EXERCISE BRIEF:
Copy each line that contains the word "Российской".

DATA SECTION:
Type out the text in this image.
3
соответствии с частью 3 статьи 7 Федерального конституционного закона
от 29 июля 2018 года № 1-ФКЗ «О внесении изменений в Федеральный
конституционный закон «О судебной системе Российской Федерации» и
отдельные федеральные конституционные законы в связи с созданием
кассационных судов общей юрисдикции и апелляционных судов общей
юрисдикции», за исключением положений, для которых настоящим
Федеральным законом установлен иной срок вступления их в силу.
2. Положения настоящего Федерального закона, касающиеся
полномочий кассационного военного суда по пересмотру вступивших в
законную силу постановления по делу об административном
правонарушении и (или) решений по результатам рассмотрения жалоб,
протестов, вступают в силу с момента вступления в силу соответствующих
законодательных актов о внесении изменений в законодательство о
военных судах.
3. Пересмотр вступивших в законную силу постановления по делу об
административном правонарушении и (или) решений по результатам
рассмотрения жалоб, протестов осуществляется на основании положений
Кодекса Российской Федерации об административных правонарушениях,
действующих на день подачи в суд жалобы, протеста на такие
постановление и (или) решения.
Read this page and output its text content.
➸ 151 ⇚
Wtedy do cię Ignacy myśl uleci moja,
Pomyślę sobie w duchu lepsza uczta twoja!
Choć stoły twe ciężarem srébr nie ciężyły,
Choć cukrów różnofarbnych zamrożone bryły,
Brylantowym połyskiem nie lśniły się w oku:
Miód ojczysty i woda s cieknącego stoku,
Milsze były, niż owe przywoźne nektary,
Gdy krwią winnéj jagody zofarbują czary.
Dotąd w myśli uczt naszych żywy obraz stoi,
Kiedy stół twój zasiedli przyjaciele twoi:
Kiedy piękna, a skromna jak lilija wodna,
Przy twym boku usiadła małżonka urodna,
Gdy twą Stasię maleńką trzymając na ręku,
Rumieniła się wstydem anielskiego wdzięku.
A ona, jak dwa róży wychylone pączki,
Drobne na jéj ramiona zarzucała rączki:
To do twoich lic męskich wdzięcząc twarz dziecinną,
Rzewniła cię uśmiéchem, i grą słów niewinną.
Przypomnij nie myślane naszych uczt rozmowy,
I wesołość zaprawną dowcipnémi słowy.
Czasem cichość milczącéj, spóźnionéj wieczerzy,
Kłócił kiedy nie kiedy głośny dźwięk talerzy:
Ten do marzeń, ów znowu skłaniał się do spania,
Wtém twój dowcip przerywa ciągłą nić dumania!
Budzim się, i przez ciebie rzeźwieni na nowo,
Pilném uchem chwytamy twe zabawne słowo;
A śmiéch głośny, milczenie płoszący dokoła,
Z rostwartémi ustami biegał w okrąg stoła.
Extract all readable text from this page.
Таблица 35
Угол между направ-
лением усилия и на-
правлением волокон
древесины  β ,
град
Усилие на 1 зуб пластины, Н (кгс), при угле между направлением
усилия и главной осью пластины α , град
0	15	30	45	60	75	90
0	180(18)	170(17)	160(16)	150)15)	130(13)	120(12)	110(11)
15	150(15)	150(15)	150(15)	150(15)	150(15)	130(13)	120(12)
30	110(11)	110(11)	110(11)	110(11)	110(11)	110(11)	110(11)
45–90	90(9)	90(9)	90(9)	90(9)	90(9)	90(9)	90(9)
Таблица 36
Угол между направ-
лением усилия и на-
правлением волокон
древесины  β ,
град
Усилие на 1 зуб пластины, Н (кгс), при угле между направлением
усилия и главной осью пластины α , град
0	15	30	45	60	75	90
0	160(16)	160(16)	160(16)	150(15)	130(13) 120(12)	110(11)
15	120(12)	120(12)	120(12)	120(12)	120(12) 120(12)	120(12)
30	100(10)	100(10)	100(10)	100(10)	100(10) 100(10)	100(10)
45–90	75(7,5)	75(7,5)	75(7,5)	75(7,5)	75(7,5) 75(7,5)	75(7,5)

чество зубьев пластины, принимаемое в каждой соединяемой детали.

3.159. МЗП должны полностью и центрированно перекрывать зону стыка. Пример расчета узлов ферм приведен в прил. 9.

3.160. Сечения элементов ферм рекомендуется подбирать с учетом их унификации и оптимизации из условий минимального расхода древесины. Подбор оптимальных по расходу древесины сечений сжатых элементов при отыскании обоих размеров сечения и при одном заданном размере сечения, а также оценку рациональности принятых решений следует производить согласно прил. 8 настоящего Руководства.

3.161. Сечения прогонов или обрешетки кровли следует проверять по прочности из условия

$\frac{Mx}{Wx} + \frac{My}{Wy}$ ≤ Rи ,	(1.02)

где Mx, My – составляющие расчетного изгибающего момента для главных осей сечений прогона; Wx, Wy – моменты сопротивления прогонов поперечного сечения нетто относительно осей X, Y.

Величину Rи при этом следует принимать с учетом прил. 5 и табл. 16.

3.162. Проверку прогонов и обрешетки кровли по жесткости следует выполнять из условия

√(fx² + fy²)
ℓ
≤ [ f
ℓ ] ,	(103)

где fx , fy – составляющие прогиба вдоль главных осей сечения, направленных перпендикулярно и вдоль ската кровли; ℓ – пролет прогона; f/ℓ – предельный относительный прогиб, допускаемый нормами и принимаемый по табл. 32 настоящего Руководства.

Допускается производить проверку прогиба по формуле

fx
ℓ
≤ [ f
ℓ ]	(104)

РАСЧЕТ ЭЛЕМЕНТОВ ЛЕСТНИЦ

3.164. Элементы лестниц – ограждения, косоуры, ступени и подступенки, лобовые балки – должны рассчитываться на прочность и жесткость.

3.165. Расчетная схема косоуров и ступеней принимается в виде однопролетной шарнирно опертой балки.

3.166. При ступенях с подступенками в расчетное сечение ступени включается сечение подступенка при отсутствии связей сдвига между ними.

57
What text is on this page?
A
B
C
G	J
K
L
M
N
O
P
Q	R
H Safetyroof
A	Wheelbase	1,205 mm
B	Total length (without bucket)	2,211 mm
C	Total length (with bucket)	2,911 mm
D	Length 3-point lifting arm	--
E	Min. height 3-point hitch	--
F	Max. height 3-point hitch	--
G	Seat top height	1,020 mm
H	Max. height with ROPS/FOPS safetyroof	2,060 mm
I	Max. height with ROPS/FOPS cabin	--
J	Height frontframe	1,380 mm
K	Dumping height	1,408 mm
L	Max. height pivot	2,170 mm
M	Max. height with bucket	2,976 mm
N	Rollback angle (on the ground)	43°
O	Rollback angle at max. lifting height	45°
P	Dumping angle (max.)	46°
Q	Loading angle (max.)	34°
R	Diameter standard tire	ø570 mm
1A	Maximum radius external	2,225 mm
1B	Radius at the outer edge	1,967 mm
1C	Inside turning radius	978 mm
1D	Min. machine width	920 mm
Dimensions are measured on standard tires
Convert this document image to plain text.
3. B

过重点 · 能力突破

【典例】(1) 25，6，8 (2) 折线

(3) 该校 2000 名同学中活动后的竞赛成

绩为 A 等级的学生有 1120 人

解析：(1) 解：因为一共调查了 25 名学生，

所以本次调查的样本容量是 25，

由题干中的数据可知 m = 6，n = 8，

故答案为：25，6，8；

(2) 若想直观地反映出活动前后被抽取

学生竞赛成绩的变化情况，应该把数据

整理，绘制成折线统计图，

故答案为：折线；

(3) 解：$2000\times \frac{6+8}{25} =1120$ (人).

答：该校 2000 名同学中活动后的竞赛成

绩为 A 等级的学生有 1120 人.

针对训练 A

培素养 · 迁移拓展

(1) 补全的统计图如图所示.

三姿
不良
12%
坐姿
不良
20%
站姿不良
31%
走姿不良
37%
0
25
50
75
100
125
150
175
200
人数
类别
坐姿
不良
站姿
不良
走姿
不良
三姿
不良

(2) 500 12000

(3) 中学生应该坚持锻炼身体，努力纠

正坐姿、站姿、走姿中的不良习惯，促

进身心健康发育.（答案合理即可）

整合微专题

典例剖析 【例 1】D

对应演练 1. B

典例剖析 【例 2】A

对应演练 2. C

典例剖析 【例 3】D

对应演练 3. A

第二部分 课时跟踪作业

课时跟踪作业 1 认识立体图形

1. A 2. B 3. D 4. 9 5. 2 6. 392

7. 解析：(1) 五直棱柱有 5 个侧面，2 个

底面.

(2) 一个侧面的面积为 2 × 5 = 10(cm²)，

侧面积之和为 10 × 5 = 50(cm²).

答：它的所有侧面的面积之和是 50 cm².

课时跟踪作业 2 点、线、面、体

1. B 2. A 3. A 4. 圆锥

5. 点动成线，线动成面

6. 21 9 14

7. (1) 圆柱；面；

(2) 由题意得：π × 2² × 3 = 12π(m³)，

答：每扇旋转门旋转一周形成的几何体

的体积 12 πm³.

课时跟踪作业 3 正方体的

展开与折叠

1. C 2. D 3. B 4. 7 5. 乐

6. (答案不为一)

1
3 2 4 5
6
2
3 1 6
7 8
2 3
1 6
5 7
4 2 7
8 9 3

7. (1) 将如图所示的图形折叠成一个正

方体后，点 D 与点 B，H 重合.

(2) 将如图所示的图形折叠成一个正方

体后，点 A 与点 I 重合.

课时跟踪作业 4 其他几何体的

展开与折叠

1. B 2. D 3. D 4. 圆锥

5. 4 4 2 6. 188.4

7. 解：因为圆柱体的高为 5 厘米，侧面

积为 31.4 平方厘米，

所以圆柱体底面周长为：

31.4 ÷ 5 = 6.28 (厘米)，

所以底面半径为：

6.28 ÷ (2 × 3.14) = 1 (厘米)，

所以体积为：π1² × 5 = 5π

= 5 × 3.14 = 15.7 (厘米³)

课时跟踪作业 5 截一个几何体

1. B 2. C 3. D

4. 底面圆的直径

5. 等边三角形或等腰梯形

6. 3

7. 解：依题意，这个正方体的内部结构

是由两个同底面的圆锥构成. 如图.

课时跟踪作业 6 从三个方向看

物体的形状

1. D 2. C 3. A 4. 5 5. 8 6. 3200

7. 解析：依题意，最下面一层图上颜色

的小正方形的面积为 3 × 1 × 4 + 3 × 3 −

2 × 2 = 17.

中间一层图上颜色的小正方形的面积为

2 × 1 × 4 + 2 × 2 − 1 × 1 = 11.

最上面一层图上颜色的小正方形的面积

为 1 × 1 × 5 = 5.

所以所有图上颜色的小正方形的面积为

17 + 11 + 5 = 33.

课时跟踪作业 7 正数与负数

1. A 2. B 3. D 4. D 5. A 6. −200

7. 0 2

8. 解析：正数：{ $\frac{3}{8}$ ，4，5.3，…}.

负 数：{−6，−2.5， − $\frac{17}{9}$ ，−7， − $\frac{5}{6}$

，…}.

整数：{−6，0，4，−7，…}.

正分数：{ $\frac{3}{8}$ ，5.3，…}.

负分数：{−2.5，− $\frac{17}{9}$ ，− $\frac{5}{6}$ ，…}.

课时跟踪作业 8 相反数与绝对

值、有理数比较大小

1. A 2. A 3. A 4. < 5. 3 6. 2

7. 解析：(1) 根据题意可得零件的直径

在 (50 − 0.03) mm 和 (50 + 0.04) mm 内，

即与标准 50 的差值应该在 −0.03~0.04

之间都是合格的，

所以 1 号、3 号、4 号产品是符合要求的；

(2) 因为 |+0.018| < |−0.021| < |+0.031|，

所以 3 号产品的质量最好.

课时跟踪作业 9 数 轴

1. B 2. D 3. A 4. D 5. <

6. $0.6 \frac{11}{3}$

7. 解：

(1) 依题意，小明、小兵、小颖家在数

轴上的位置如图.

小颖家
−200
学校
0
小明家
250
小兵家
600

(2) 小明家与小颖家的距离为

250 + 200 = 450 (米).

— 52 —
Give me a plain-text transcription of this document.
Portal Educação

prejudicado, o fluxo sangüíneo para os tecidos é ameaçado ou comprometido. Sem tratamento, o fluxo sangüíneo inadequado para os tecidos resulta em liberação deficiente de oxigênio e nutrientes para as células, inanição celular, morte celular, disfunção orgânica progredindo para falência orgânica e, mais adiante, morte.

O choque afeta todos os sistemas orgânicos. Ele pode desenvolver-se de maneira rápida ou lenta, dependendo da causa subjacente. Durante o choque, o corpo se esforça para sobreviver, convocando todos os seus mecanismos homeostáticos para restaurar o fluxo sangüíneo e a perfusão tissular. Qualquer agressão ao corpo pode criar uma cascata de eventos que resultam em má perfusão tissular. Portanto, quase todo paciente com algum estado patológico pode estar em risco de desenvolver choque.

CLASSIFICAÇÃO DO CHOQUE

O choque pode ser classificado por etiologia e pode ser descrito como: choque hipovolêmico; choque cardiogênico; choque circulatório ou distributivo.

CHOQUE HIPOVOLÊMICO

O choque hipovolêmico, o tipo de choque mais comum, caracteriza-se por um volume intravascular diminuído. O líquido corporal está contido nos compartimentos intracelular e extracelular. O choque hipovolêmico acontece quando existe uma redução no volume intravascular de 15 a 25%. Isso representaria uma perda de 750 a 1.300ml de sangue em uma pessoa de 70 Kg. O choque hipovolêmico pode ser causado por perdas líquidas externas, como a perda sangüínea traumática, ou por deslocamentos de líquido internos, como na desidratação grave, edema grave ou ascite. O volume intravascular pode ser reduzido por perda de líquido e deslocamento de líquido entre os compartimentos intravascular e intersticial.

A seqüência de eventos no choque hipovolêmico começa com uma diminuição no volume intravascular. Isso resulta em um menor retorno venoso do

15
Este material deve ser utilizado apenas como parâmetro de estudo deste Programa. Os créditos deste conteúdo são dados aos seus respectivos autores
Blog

WRITTEN RESPONSE:
конституционный закон «О судебной системе Российской Федерации» и
Кодекса Российской Федерации об административных правонарушениях,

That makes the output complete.